**Stated task:**
Copy every record exactly, and keep the pictures out.

**Dataset excerpt:**
'''
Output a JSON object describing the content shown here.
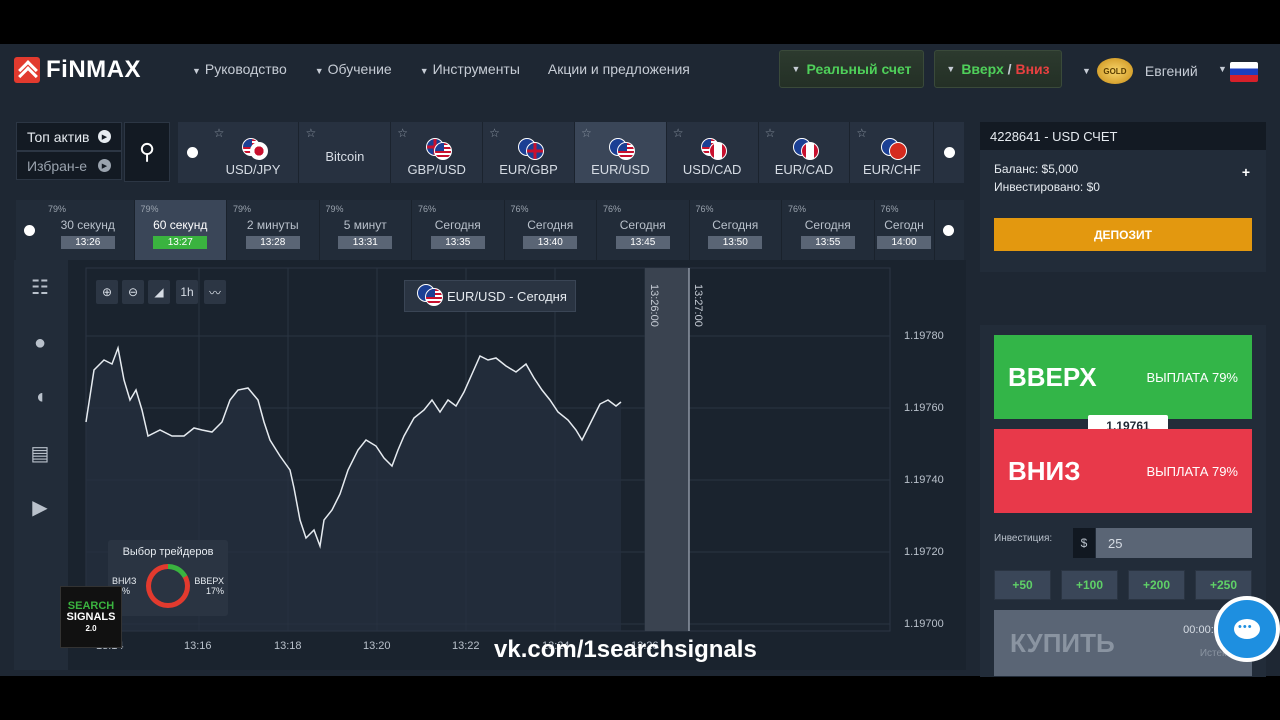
{
  "header": {
    "logo": "FiNMAX",
    "nav": [
      "Руководство",
      "Обучение",
      "Инструменты",
      "Акции и предложения"
    ],
    "real_account": "Реальный счет",
    "up_label": "Вверх",
    "slash": " / ",
    "down_label": "Вниз",
    "gold_badge": "GOLD",
    "user_name": "Евгений"
  },
  "asset_bar": {
    "top_assets": "Топ актив",
    "favorites": "Избран-е",
    "assets": [
      "USD/JPY",
      "Bitcoin",
      "GBP/USD",
      "EUR/GBP",
      "EUR/USD",
      "USD/CAD",
      "EUR/CAD",
      "EUR/CHF"
    ],
    "active_asset": "EUR/USD"
  },
  "time_bar": [
    {
      "pct": "79%",
      "label": "30 секунд",
      "time": "13:26"
    },
    {
      "pct": "79%",
      "label": "60 секунд",
      "time": "13:27"
    },
    {
      "pct": "79%",
      "label": "2 минуты",
      "time": "13:28"
    },
    {
      "pct": "79%",
      "label": "5 минут",
      "time": "13:31"
    },
    {
      "pct": "76%",
      "label": "Сегодня",
      "time": "13:35"
    },
    {
      "pct": "76%",
      "label": "Сегодня",
      "time": "13:40"
    },
    {
      "pct": "76%",
      "label": "Сегодня",
      "time": "13:45"
    },
    {
      "pct": "76%",
      "label": "Сегодня",
      "time": "13:50"
    },
    {
      "pct": "76%",
      "label": "Сегодня",
      "time": "13:55"
    },
    {
      "pct": "76%",
      "label": "Сегодн",
      "time": "14:00"
    }
  ],
  "chart": {
    "title": "EUR/USD - Сегодня",
    "zoom_1h": "1h",
    "y_ticks": [
      "1.19780",
      "1.19760",
      "1.19740",
      "1.19720",
      "1.19700"
    ],
    "x_ticks": [
      "13:14",
      "13:16",
      "13:18",
      "13:20",
      "13:22",
      "13:24",
      "13:26"
    ],
    "band_start": "13:26:00",
    "band_end": "13:27:00"
  },
  "traders": {
    "title": "Выбор трейдеров",
    "down_label": "ВНИЗ",
    "down_pct": "83%",
    "up_label": "ВВЕРХ",
    "up_pct": "17%"
  },
  "watermark": "vk.com/1searchsignals",
  "badge": {
    "line1": "SEARCH",
    "line2": "SIGNALS",
    "line3": "2.0"
  },
  "account": {
    "id_line": "4228641 - USD СЧЕТ",
    "balance": "Баланс: $5,000",
    "invested": "Инвестировано: $0",
    "deposit": "ДЕПОЗИТ"
  },
  "trade": {
    "up": "ВВЕРХ",
    "down": "ВНИЗ",
    "payout": "ВЫПЛАТА 79%",
    "price": "1.19761",
    "invest_label": "Инвестиция:",
    "currency": "$",
    "amount": "25",
    "quick": [
      "+50",
      "+100",
      "+200",
      "+250"
    ],
    "buy": "КУПИТЬ",
    "timer": "00:00:33",
    "expiry": "Истекает"
  }
}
'''
**Expected answer:**
Output a JSON object describing the content shown here.
{
  "header": {
    "logo": "FiNMAX",
    "nav": [
      "Руководство",
      "Обучение",
      "Инструменты",
      "Акции и предложения"
    ],
    "real_account": "Реальный счет",
    "up_label": "Вверх",
    "slash": " / ",
    "down_label": "Вниз",
    "gold_badge": "GOLD",
    "user_name": "Евгений"
  },
  "asset_bar": {
    "top_assets": "Топ актив",
    "favorites": "Избран-е",
    "assets": [
      "USD/JPY",
      "Bitcoin",
      "GBP/USD",
      "EUR/GBP",
      "EUR/USD",
      "USD/CAD",
      "EUR/CAD",
      "EUR/CHF"
    ],
    "active_asset": "EUR/USD"
  },
  "time_bar": [
    {
      "pct": "79%",
      "label": "30 секунд",
      "time": "13:26"
    },
    {
      "pct": "79%",
      "label": "60 секунд",
      "time": "13:27"
    },
    {
      "pct": "79%",
      "label": "2 минуты",
      "time": "13:28"
    },
    {
      "pct": "79%",
      "label": "5 минут",
      "time": "13:31"
    },
    {
      "pct": "76%",
      "label": "Сегодня",
      "time": "13:35"
    },
    {
      "pct": "76%",
      "label": "Сегодня",
      "time": "13:40"
    },
    {
      "pct": "76%",
      "label": "Сегодня",
      "time": "13:45"
    },
    {
      "pct": "76%",
      "label": "Сегодня",
      "time": "13:50"
    },
    {
      "pct": "76%",
      "label": "Сегодня",
      "time": "13:55"
    },
    {
      "pct": "76%",
      "label": "Сегодн",
      "time": "14:00"
    }
  ],
  "chart": {
    "title": "EUR/USD - Сегодня",
    "zoom_1h": "1h",
    "y_ticks": [
      "1.19780",
      "1.19760",
      "1.19740",
      "1.19720",
      "1.19700"
    ],
    "x_ticks": [
      "13:14",
      "13:16",
      "13:18",
      "13:20",
      "13:22",
      "13:24",
      "13:26"
    ],
    "band_start": "13:26:00",
    "band_end": "13:27:00"
  },
  "traders": {
    "title": "Выбор трейдеров",
    "down_label": "ВНИЗ",
    "down_pct": "83%",
    "up_label": "ВВЕРХ",
    "up_pct": "17%"
  },
  "watermark": "vk.com/1searchsignals",
  "badge": {
    "line1": "SEARCH",
    "line2": "SIGNALS",
    "line3": "2.0"
  },
  "account": {
    "id_line": "4228641 - USD СЧЕТ",
    "balance": "Баланс: $5,000",
    "invested": "Инвестировано: $0",
    "deposit": "ДЕПОЗИТ"
  },
  "trade": {
    "up": "ВВЕРХ",
    "down": "ВНИЗ",
    "payout": "ВЫПЛАТА 79%",
    "price": "1.19761",
    "invest_label": "Инвестиция:",
    "currency": "$",
    "amount": "25",
    "quick": [
      "+50",
      "+100",
      "+200",
      "+250"
    ],
    "buy": "КУПИТЬ",
    "timer": "00:00:33",
    "expiry": "Истекает"
  }
}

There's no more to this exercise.